Among these lines, how many include "ylabel"? Answer only with the number.

:: Data records ::
□ □ □ □ □ □ □

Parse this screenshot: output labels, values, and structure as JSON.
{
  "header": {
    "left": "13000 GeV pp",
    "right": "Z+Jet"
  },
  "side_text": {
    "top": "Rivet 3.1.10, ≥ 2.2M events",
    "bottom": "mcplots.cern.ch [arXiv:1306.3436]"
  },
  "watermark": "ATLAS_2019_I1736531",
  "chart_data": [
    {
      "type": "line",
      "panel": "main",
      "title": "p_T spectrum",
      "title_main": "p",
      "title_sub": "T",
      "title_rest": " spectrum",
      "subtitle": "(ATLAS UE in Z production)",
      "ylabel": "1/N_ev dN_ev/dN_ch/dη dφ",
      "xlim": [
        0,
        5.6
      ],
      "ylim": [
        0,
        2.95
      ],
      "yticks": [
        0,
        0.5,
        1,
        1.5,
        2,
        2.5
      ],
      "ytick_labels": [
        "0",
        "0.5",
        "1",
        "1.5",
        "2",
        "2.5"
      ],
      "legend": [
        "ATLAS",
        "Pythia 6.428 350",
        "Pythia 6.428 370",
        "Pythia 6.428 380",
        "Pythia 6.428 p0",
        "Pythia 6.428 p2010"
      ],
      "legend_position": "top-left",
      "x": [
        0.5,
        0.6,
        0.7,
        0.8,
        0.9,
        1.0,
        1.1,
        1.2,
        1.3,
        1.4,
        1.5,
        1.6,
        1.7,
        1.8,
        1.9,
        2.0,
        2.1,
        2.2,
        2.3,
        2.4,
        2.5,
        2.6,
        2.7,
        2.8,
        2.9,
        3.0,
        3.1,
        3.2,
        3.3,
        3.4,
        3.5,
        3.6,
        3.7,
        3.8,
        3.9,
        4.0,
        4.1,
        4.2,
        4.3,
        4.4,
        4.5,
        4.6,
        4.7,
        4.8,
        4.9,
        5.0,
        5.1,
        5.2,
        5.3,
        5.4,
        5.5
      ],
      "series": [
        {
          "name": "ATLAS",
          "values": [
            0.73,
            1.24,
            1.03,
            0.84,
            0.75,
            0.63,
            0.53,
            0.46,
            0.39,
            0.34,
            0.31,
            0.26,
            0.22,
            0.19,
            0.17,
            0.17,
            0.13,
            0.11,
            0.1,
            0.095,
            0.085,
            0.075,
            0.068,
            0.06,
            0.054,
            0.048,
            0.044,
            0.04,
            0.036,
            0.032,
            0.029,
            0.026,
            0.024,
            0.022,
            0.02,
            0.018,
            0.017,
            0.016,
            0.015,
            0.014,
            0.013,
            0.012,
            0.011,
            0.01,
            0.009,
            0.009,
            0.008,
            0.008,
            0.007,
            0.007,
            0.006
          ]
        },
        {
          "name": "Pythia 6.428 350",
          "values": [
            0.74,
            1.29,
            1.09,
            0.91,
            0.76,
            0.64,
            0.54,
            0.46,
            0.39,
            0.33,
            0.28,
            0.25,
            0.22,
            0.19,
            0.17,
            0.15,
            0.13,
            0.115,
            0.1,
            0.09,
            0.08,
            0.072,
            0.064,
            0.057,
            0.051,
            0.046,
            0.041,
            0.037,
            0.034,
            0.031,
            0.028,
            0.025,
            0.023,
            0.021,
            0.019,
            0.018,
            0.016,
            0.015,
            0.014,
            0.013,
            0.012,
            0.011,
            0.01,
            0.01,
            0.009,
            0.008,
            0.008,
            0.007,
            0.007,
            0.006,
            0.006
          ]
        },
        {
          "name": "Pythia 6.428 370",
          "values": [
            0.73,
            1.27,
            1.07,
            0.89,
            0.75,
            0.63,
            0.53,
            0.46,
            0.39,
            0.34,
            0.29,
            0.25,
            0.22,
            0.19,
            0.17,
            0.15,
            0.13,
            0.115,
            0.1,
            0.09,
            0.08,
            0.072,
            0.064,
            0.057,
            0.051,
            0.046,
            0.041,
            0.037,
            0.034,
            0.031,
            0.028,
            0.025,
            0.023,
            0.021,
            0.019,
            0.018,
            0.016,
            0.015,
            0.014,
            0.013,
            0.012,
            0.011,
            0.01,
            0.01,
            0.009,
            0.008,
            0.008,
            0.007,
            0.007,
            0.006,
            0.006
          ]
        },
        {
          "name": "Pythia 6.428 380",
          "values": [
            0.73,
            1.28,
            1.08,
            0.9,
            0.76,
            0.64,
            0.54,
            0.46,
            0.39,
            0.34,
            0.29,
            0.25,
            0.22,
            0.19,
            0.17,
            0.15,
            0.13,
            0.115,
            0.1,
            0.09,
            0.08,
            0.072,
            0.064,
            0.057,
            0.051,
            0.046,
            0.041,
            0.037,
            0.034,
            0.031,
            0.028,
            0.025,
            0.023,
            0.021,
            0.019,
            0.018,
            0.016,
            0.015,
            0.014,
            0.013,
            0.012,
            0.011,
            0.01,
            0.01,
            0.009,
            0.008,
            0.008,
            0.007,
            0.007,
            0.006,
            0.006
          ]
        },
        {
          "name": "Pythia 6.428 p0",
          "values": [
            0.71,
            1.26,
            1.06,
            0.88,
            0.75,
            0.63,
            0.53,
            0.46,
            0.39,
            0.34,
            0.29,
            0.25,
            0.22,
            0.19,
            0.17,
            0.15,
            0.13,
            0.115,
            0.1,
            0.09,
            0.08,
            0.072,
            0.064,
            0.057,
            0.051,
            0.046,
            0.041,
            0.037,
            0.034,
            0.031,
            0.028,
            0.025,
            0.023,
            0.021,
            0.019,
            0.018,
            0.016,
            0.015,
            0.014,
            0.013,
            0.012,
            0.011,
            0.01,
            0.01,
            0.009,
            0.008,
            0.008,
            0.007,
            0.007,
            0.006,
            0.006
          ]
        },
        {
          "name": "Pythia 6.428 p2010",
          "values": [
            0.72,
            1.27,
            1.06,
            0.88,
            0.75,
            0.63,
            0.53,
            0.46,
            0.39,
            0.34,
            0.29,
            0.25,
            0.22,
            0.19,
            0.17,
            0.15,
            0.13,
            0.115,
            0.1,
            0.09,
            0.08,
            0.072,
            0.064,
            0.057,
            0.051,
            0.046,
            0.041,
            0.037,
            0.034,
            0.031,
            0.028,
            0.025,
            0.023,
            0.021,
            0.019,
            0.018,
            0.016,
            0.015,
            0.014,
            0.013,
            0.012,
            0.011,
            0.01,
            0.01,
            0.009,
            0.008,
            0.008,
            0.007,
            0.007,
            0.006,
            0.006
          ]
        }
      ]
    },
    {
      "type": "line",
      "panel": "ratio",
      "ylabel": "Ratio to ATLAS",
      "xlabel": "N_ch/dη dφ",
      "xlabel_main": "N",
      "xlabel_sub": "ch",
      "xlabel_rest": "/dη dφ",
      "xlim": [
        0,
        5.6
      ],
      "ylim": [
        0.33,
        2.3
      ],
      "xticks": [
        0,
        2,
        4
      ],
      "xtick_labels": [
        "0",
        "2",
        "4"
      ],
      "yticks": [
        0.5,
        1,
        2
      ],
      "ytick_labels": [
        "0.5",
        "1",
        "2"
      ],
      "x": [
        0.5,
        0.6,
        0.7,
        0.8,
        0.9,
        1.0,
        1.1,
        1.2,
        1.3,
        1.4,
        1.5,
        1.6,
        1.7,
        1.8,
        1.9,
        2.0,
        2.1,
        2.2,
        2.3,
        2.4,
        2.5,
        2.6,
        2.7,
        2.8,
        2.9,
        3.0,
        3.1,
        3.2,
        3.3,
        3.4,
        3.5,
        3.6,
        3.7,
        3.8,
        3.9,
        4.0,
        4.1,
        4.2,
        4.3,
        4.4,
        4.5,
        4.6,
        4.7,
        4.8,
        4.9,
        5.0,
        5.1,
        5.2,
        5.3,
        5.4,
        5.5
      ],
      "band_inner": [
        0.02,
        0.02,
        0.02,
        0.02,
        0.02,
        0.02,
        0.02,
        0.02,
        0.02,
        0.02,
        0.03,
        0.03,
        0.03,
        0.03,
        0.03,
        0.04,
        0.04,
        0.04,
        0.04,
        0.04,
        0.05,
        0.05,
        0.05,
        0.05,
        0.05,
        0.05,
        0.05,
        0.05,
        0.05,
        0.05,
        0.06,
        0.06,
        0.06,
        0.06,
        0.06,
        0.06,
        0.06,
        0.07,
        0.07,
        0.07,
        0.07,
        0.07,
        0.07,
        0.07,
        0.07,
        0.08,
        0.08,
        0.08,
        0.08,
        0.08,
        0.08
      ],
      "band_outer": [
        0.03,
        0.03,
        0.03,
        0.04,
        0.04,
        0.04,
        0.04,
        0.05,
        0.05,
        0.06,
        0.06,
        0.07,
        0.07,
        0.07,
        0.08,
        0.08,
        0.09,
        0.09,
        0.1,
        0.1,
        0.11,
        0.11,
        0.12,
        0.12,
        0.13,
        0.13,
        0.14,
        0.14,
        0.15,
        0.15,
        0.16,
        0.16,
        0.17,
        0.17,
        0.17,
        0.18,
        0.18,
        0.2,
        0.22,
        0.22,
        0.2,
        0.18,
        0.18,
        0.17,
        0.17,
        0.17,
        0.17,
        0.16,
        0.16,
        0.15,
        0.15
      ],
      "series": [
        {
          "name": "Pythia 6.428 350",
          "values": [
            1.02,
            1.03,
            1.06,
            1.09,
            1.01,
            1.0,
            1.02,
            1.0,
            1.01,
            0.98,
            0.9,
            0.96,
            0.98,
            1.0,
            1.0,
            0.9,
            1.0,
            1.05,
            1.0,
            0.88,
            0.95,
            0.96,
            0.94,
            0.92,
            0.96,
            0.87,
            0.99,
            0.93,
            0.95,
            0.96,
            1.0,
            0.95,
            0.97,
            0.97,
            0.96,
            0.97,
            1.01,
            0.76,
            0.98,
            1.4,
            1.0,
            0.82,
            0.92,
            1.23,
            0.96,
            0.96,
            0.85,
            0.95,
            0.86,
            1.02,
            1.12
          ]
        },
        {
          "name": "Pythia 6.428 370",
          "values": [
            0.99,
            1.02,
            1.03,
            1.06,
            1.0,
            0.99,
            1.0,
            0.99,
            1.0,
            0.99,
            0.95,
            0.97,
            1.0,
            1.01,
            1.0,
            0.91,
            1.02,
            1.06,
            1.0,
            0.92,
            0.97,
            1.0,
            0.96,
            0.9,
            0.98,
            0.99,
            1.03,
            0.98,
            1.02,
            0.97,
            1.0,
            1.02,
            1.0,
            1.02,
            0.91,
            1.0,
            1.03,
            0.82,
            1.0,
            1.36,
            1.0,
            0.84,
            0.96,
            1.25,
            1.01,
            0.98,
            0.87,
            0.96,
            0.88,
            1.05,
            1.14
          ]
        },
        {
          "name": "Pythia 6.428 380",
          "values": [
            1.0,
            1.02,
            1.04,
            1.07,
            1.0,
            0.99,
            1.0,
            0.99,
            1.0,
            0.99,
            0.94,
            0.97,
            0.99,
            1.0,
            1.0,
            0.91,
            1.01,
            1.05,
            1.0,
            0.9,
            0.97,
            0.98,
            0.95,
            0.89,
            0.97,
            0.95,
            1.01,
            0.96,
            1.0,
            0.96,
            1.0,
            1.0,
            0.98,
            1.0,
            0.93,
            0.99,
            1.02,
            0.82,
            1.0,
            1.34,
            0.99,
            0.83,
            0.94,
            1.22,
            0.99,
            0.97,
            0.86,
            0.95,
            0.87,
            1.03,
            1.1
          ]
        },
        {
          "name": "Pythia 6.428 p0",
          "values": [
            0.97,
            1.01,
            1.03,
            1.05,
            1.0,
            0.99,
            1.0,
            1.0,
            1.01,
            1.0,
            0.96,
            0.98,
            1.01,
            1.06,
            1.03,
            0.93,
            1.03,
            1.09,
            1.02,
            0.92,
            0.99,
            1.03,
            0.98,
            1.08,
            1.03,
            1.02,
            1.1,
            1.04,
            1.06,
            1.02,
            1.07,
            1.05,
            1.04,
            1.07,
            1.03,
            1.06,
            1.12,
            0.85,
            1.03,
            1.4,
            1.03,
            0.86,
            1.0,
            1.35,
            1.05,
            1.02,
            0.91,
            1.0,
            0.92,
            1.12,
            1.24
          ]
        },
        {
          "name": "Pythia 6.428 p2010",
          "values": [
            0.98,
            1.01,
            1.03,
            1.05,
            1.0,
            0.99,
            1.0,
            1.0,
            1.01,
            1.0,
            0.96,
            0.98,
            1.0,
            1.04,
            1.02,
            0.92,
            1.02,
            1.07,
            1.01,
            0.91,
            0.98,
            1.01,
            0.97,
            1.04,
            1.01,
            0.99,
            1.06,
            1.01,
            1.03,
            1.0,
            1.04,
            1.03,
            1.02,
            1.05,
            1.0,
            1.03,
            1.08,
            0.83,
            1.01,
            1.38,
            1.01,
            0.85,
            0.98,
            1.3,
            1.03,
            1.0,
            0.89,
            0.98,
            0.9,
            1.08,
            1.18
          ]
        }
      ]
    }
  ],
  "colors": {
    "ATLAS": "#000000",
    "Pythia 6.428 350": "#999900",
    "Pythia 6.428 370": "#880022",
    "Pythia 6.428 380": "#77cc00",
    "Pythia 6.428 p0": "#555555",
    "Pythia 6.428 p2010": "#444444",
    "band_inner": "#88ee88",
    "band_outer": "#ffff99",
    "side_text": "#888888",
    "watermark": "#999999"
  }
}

□ □ □ □ □ □ □

:: Solution to this exercise ::
2